(Entries taken from a collection)

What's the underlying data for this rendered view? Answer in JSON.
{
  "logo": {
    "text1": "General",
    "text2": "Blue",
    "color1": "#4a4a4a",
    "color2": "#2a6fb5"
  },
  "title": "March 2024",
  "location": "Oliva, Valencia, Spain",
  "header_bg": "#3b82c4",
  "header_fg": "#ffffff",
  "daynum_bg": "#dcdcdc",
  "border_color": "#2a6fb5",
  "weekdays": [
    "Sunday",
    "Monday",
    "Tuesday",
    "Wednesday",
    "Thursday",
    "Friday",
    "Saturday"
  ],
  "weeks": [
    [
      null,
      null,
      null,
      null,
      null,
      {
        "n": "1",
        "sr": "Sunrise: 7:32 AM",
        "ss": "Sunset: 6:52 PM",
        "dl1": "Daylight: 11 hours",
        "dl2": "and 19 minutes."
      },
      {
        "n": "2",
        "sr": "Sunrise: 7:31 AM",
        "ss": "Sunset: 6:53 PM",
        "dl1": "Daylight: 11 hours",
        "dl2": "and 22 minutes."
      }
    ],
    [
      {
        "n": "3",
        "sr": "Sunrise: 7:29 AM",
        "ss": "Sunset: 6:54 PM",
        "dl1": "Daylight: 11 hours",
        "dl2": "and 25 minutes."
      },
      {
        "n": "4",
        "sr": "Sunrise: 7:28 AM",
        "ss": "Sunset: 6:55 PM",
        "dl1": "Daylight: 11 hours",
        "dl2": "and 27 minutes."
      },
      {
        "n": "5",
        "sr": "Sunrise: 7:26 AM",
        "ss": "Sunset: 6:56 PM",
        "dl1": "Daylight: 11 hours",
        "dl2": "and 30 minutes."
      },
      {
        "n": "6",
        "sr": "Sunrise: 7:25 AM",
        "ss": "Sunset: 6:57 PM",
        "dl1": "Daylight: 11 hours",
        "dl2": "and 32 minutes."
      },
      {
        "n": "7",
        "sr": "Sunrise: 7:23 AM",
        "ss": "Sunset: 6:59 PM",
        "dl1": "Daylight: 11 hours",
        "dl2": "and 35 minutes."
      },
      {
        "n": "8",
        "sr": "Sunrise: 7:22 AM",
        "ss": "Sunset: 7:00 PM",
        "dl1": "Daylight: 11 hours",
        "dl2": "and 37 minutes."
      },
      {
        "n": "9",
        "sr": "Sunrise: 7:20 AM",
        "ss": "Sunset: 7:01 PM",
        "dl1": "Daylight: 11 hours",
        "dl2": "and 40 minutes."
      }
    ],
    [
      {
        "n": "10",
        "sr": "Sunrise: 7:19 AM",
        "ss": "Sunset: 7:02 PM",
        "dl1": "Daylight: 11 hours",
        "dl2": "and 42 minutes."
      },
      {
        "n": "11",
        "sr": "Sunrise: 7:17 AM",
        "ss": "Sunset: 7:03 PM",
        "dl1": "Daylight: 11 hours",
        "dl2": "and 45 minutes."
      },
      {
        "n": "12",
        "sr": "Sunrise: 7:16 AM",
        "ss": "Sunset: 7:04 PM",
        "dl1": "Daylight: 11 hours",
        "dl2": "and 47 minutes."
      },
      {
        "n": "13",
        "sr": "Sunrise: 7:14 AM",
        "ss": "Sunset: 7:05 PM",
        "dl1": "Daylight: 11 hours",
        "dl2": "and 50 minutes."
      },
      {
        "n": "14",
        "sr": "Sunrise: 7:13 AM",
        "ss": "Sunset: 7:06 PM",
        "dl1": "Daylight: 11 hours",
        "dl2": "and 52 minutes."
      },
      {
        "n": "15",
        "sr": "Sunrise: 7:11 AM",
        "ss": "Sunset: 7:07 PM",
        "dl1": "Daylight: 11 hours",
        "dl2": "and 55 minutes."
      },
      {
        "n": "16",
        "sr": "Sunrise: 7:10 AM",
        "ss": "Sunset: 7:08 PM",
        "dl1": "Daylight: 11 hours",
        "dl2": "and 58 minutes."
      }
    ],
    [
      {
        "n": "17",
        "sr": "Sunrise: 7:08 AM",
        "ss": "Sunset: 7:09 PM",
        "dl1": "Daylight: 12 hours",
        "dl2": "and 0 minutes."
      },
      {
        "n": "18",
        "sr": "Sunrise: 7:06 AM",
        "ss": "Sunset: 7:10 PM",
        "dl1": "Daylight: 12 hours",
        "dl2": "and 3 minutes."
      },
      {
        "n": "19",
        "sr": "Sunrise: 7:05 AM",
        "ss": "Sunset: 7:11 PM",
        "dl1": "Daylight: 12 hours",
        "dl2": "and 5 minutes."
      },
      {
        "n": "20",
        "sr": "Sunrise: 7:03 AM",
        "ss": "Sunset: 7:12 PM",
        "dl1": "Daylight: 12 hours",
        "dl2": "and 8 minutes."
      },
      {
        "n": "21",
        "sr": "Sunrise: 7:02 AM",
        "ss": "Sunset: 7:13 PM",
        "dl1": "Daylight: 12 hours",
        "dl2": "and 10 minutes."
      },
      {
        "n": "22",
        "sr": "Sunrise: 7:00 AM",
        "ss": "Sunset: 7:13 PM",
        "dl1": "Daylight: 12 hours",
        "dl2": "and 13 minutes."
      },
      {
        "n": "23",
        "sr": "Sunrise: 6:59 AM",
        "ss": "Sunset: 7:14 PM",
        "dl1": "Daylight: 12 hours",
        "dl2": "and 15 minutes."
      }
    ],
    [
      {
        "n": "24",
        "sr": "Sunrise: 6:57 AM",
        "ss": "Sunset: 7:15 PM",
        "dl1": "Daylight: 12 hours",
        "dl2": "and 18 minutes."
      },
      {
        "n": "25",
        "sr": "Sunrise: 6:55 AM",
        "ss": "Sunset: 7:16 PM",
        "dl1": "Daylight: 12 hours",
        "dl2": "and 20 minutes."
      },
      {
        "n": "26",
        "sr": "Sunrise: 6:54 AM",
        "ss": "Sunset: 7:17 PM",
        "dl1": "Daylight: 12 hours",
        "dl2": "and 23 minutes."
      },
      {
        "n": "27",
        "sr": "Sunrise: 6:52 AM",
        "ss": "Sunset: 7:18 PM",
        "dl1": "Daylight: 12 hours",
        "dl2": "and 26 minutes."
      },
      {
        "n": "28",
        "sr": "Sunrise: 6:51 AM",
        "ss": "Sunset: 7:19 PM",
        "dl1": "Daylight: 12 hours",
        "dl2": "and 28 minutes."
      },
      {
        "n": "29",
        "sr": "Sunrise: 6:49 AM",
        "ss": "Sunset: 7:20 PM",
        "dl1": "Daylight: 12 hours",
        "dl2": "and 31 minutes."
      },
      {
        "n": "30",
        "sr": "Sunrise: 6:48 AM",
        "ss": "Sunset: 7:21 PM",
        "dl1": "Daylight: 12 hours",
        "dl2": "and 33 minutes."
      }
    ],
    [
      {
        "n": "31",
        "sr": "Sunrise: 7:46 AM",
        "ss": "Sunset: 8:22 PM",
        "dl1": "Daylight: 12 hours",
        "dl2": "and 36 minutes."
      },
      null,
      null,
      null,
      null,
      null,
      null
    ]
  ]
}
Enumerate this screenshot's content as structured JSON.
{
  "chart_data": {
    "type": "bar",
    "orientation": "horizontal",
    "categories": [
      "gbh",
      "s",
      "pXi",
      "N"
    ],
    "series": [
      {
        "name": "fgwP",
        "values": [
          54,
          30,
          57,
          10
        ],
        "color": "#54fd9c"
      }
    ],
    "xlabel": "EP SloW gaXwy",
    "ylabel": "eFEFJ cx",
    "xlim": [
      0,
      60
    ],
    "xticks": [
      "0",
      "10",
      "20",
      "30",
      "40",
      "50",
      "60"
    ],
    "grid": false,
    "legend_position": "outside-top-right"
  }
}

▸ **Task goal**:
Write down the full listing again, exactly.

▸ **Final answer**:
What's the underlying data for this rendered view? Answer in JSON.
{
  "logo": {
    "text1": "General",
    "text2": "Blue",
    "color1": "#4a4a4a",
    "color2": "#2a6fb5"
  },
  "title": "March 2024",
  "location": "Oliva, Valencia, Spain",
  "header_bg": "#3b82c4",
  "header_fg": "#ffffff",
  "daynum_bg": "#dcdcdc",
  "border_color": "#2a6fb5",
  "weekdays": [
    "Sunday",
    "Monday",
    "Tuesday",
    "Wednesday",
    "Thursday",
    "Friday",
    "Saturday"
  ],
  "weeks": [
    [
      null,
      null,
      null,
      null,
      null,
      {
        "n": "1",
        "sr": "Sunrise: 7:32 AM",
        "ss": "Sunset: 6:52 PM",
        "dl1": "Daylight: 11 hours",
        "dl2": "and 19 minutes."
      },
      {
        "n": "2",
        "sr": "Sunrise: 7:31 AM",
        "ss": "Sunset: 6:53 PM",
        "dl1": "Daylight: 11 hours",
        "dl2": "and 22 minutes."
      }
    ],
    [
      {
        "n": "3",
        "sr": "Sunrise: 7:29 AM",
        "ss": "Sunset: 6:54 PM",
        "dl1": "Daylight: 11 hours",
        "dl2": "and 25 minutes."
      },
      {
        "n": "4",
        "sr": "Sunrise: 7:28 AM",
        "ss": "Sunset: 6:55 PM",
        "dl1": "Daylight: 11 hours",
        "dl2": "and 27 minutes."
      },
      {
        "n": "5",
        "sr": "Sunrise: 7:26 AM",
        "ss": "Sunset: 6:56 PM",
        "dl1": "Daylight: 11 hours",
        "dl2": "and 30 minutes."
      },
      {
        "n": "6",
        "sr": "Sunrise: 7:25 AM",
        "ss": "Sunset: 6:57 PM",
        "dl1": "Daylight: 11 hours",
        "dl2": "and 32 minutes."
      },
      {
        "n": "7",
        "sr": "Sunrise: 7:23 AM",
        "ss": "Sunset: 6:59 PM",
        "dl1": "Daylight: 11 hours",
        "dl2": "and 35 minutes."
      },
      {
        "n": "8",
        "sr": "Sunrise: 7:22 AM",
        "ss": "Sunset: 7:00 PM",
        "dl1": "Daylight: 11 hours",
        "dl2": "and 37 minutes."
      },
      {
        "n": "9",
        "sr": "Sunrise: 7:20 AM",
        "ss": "Sunset: 7:01 PM",
        "dl1": "Daylight: 11 hours",
        "dl2": "and 40 minutes."
      }
    ],
    [
      {
        "n": "10",
        "sr": "Sunrise: 7:19 AM",
        "ss": "Sunset: 7:02 PM",
        "dl1": "Daylight: 11 hours",
        "dl2": "and 42 minutes."
      },
      {
        "n": "11",
        "sr": "Sunrise: 7:17 AM",
        "ss": "Sunset: 7:03 PM",
        "dl1": "Daylight: 11 hours",
        "dl2": "and 45 minutes."
      },
      {
        "n": "12",
        "sr": "Sunrise: 7:16 AM",
        "ss": "Sunset: 7:04 PM",
        "dl1": "Daylight: 11 hours",
        "dl2": "and 47 minutes."
      },
      {
        "n": "13",
        "sr": "Sunrise: 7:14 AM",
        "ss": "Sunset: 7:05 PM",
        "dl1": "Daylight: 11 hours",
        "dl2": "and 50 minutes."
      },
      {
        "n": "14",
        "sr": "Sunrise: 7:13 AM",
        "ss": "Sunset: 7:06 PM",
        "dl1": "Daylight: 11 hours",
        "dl2": "and 52 minutes."
      },
      {
        "n": "15",
        "sr": "Sunrise: 7:11 AM",
        "ss": "Sunset: 7:07 PM",
        "dl1": "Daylight: 11 hours",
        "dl2": "and 55 minutes."
      },
      {
        "n": "16",
        "sr": "Sunrise: 7:10 AM",
        "ss": "Sunset: 7:08 PM",
        "dl1": "Daylight: 11 hours",
        "dl2": "and 58 minutes."
      }
    ],
    [
      {
        "n": "17",
        "sr": "Sunrise: 7:08 AM",
        "ss": "Sunset: 7:09 PM",
        "dl1": "Daylight: 12 hours",
        "dl2": "and 0 minutes."
      },
      {
        "n": "18",
        "sr": "Sunrise: 7:06 AM",
        "ss": "Sunset: 7:10 PM",
        "dl1": "Daylight: 12 hours",
        "dl2": "and 3 minutes."
      },
      {
        "n": "19",
        "sr": "Sunrise: 7:05 AM",
        "ss": "Sunset: 7:11 PM",
        "dl1": "Daylight: 12 hours",
        "dl2": "and 5 minutes."
      },
      {
        "n": "20",
        "sr": "Sunrise: 7:03 AM",
        "ss": "Sunset: 7:12 PM",
        "dl1": "Daylight: 12 hours",
        "dl2": "and 8 minutes."
      },
      {
        "n": "21",
        "sr": "Sunrise: 7:02 AM",
        "ss": "Sunset: 7:13 PM",
        "dl1": "Daylight: 12 hours",
        "dl2": "and 10 minutes."
      },
      {
        "n": "22",
        "sr": "Sunrise: 7:00 AM",
        "ss": "Sunset: 7:13 PM",
        "dl1": "Daylight: 12 hours",
        "dl2": "and 13 minutes."
      },
      {
        "n": "23",
        "sr": "Sunrise: 6:59 AM",
        "ss": "Sunset: 7:14 PM",
        "dl1": "Daylight: 12 hours",
        "dl2": "and 15 minutes."
      }
    ],
    [
      {
        "n": "24",
        "sr": "Sunrise: 6:57 AM",
        "ss": "Sunset: 7:15 PM",
        "dl1": "Daylight: 12 hours",
        "dl2": "and 18 minutes."
      },
      {
        "n": "25",
        "sr": "Sunrise: 6:55 AM",
        "ss": "Sunset: 7:16 PM",
        "dl1": "Daylight: 12 hours",
        "dl2": "and 20 minutes."
      },
      {
        "n": "26",
        "sr": "Sunrise: 6:54 AM",
        "ss": "Sunset: 7:17 PM",
        "dl1": "Daylight: 12 hours",
        "dl2": "and 23 minutes."
      },
      {
        "n": "27",
        "sr": "Sunrise: 6:52 AM",
        "ss": "Sunset: 7:18 PM",
        "dl1": "Daylight: 12 hours",
        "dl2": "and 26 minutes."
      },
      {
        "n": "28",
        "sr": "Sunrise: 6:51 AM",
        "ss": "Sunset: 7:19 PM",
        "dl1": "Daylight: 12 hours",
        "dl2": "and 28 minutes."
      },
      {
        "n": "29",
        "sr": "Sunrise: 6:49 AM",
        "ss": "Sunset: 7:20 PM",
        "dl1": "Daylight: 12 hours",
        "dl2": "and 31 minutes."
      },
      {
        "n": "30",
        "sr": "Sunrise: 6:48 AM",
        "ss": "Sunset: 7:21 PM",
        "dl1": "Daylight: 12 hours",
        "dl2": "and 33 minutes."
      }
    ],
    [
      {
        "n": "31",
        "sr": "Sunrise: 7:46 AM",
        "ss": "Sunset: 8:22 PM",
        "dl1": "Daylight: 12 hours",
        "dl2": "and 36 minutes."
      },
      null,
      null,
      null,
      null,
      null,
      null
    ]
  ]
}
Enumerate this screenshot's content as structured JSON.
{
  "chart_data": {
    "type": "bar",
    "orientation": "horizontal",
    "categories": [
      "gbh",
      "s",
      "pXi",
      "N"
    ],
    "series": [
      {
        "name": "fgwP",
        "values": [
          54,
          30,
          57,
          10
        ],
        "color": "#54fd9c"
      }
    ],
    "xlabel": "EP SloW gaXwy",
    "ylabel": "eFEFJ cx",
    "xlim": [
      0,
      60
    ],
    "xticks": [
      "0",
      "10",
      "20",
      "30",
      "40",
      "50",
      "60"
    ],
    "grid": false,
    "legend_position": "outside-top-right"
  }
}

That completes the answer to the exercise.